— Aim —
Single out the lines that include the word "대학수학능력시험에". Copy them.

* START Data supplied *

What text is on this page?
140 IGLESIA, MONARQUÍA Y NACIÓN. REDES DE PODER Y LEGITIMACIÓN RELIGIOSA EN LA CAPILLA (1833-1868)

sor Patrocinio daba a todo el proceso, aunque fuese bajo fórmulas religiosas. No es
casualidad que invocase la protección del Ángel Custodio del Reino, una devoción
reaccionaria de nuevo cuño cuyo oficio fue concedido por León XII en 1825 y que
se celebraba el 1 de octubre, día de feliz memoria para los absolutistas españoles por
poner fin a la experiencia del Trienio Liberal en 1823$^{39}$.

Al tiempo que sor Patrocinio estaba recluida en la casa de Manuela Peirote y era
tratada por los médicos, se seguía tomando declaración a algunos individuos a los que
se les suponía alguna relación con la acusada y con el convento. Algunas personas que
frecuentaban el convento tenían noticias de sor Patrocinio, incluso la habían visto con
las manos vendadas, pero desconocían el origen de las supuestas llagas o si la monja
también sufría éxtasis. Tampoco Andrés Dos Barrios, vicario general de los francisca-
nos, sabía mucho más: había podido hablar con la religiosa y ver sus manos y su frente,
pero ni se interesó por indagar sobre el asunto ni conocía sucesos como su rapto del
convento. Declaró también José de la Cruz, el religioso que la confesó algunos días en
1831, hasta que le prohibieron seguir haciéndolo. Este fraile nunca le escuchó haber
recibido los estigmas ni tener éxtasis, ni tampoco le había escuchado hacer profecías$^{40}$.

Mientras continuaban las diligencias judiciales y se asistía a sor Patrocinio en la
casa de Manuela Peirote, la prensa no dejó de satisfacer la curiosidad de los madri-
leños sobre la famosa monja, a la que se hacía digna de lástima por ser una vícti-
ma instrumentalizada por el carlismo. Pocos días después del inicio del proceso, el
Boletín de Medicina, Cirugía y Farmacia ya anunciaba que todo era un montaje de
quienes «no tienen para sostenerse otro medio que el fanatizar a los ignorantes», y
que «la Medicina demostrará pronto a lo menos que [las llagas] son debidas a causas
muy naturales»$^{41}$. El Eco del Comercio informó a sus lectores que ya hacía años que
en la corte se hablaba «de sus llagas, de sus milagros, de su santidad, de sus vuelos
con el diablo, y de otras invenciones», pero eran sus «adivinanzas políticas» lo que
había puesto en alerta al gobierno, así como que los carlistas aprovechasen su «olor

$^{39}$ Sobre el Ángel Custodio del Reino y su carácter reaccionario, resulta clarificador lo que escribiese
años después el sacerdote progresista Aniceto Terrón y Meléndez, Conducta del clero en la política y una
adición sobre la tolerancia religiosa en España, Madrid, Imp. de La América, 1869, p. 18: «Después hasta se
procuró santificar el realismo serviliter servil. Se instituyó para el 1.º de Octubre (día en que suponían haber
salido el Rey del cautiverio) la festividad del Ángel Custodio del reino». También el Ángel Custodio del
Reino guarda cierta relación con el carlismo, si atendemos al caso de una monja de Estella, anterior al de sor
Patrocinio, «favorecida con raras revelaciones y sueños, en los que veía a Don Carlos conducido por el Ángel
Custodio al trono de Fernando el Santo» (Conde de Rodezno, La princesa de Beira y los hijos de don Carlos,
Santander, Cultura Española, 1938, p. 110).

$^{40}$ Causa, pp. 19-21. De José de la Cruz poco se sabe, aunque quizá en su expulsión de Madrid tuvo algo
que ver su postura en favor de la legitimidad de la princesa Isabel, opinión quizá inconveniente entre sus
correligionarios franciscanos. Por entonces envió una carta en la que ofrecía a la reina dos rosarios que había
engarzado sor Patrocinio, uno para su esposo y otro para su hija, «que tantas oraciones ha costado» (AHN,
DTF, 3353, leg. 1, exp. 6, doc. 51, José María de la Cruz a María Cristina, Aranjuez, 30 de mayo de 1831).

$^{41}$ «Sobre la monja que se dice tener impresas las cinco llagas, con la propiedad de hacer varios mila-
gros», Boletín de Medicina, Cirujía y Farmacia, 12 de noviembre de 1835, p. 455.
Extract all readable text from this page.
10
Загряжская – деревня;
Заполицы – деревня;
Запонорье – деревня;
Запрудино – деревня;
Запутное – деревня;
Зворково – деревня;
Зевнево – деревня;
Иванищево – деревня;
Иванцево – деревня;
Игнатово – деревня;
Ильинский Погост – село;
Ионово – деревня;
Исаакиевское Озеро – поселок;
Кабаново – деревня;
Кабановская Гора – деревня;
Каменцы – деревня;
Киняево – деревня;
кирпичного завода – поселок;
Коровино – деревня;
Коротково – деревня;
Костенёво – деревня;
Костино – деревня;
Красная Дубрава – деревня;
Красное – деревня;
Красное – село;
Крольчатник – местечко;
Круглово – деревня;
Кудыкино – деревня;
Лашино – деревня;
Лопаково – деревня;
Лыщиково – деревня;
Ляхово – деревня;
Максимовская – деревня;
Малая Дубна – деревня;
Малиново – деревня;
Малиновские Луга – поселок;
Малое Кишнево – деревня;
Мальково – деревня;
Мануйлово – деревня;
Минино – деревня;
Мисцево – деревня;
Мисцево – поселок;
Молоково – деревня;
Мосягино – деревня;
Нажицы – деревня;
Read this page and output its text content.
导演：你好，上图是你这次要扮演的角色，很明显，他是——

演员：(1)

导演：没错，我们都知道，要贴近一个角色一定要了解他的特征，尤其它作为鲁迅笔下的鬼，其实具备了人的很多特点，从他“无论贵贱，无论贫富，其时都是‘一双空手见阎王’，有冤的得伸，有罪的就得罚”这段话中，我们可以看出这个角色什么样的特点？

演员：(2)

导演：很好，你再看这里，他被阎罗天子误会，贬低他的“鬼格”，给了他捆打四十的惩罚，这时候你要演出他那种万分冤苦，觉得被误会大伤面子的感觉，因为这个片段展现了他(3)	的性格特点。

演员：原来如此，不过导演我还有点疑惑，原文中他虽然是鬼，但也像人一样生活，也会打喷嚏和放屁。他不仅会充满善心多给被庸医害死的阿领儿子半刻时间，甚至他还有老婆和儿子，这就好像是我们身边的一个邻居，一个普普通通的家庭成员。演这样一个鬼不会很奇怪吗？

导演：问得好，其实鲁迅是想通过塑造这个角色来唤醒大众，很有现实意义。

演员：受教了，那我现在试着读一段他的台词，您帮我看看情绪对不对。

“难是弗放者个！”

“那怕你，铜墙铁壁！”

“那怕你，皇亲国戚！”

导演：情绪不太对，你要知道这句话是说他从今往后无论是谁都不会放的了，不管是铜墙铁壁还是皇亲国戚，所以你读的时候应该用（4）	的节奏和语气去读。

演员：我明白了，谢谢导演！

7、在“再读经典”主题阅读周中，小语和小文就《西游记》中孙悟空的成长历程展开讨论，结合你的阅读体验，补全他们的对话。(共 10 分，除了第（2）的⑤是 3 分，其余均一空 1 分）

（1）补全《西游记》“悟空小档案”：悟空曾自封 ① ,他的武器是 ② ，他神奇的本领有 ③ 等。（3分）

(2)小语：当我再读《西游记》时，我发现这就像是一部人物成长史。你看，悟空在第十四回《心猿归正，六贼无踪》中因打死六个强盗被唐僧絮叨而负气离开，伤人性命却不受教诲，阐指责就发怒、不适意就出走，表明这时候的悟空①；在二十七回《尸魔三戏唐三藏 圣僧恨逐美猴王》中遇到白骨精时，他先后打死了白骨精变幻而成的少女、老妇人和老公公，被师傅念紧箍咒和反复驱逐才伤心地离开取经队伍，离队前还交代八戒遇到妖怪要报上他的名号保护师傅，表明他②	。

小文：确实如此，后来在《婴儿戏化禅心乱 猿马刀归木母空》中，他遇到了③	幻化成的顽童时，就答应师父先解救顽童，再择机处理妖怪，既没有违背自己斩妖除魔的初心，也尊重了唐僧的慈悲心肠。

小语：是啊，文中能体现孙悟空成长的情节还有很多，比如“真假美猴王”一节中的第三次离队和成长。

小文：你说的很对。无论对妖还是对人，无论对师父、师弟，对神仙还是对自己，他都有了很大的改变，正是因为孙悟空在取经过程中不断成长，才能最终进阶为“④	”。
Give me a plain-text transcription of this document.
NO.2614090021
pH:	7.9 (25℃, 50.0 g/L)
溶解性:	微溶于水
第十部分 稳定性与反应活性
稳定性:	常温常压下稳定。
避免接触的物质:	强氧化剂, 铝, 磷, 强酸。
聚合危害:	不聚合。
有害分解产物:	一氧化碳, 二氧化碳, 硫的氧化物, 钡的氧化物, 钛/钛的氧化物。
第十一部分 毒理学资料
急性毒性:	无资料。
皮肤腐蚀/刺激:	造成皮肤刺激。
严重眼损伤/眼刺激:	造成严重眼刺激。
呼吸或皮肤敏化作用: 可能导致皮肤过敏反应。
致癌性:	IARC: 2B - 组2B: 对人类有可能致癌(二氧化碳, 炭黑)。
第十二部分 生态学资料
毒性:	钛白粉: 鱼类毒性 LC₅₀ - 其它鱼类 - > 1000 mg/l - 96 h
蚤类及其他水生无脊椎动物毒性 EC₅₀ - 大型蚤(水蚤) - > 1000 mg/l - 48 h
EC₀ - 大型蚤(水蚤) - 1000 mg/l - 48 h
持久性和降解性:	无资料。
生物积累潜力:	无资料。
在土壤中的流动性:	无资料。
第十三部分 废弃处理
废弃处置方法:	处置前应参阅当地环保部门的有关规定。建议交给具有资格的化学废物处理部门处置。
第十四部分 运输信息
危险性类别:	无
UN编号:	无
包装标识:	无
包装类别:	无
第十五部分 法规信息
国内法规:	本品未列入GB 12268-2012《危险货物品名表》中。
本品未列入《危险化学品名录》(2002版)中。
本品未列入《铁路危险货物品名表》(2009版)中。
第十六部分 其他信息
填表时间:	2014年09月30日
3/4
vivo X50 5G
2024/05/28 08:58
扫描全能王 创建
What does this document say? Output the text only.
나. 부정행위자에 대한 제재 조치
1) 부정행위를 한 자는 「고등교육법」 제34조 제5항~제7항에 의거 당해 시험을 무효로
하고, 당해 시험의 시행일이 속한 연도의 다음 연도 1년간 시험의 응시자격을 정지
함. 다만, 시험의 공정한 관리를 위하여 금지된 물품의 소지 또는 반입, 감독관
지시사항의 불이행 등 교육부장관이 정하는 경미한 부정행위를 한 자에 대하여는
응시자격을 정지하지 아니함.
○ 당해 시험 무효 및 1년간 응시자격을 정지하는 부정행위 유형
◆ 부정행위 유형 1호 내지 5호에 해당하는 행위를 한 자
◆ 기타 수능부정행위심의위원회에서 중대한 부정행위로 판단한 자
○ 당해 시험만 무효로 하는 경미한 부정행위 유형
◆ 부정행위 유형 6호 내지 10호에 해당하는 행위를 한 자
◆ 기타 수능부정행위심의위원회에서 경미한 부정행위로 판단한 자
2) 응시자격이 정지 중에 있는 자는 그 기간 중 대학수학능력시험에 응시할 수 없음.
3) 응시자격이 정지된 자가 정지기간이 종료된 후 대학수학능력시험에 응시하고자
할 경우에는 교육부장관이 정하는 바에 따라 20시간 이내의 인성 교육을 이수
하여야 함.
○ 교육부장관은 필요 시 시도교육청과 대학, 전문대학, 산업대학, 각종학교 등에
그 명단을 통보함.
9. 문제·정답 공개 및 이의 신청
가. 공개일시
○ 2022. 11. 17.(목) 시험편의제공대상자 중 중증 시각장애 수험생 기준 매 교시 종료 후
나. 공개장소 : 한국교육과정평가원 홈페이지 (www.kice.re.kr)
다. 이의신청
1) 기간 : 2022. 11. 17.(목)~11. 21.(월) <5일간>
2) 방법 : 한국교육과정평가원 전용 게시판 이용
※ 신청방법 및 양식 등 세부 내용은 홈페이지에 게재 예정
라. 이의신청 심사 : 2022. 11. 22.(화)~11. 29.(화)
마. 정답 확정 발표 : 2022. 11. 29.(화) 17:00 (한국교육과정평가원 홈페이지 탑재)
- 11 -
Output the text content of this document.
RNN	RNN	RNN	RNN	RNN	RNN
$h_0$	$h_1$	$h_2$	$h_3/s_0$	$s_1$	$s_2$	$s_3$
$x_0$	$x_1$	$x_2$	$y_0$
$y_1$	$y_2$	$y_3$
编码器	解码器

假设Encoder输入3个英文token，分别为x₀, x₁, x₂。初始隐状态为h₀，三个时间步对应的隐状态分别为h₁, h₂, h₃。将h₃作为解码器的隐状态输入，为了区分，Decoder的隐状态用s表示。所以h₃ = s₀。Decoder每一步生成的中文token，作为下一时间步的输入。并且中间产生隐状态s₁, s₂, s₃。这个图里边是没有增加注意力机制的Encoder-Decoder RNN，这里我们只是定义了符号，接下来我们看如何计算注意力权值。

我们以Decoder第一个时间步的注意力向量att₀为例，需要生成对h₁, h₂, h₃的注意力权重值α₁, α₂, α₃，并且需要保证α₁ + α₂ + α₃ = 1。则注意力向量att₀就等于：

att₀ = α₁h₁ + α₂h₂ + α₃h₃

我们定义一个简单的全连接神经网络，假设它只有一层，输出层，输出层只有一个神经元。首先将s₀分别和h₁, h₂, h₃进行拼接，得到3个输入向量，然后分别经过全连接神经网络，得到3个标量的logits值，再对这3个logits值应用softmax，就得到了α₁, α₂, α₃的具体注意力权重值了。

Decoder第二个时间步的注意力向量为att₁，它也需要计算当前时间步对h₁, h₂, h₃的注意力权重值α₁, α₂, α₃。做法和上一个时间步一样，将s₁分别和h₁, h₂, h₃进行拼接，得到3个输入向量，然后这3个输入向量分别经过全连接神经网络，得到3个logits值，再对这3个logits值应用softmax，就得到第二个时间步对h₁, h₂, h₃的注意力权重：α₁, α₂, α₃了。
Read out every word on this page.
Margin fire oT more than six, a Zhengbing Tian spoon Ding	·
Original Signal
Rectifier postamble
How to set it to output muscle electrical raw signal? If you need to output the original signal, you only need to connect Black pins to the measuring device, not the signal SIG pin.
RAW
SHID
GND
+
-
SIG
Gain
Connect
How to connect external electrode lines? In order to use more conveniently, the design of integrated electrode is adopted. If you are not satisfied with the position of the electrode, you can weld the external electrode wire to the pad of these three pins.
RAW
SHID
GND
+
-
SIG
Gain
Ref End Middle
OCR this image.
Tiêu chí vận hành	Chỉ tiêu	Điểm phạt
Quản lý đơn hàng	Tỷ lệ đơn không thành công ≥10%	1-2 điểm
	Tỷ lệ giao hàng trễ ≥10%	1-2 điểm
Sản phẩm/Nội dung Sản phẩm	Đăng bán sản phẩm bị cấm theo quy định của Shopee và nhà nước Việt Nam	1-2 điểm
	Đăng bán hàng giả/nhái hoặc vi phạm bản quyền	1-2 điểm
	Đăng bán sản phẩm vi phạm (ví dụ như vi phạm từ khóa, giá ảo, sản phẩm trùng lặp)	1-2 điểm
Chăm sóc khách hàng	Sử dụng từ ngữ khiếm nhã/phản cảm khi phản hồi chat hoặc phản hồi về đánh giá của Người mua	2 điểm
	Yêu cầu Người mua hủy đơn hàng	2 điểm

* END Data supplied *

— Solved problem —
2) 응시자격이 정지 중에 있는 자는 그 기간 중 대학수학능력시험에 응시할 수 없음.
3) 응시자격이 정지된 자가 정지기간이 종료된 후 대학수학능력시험에 응시하고자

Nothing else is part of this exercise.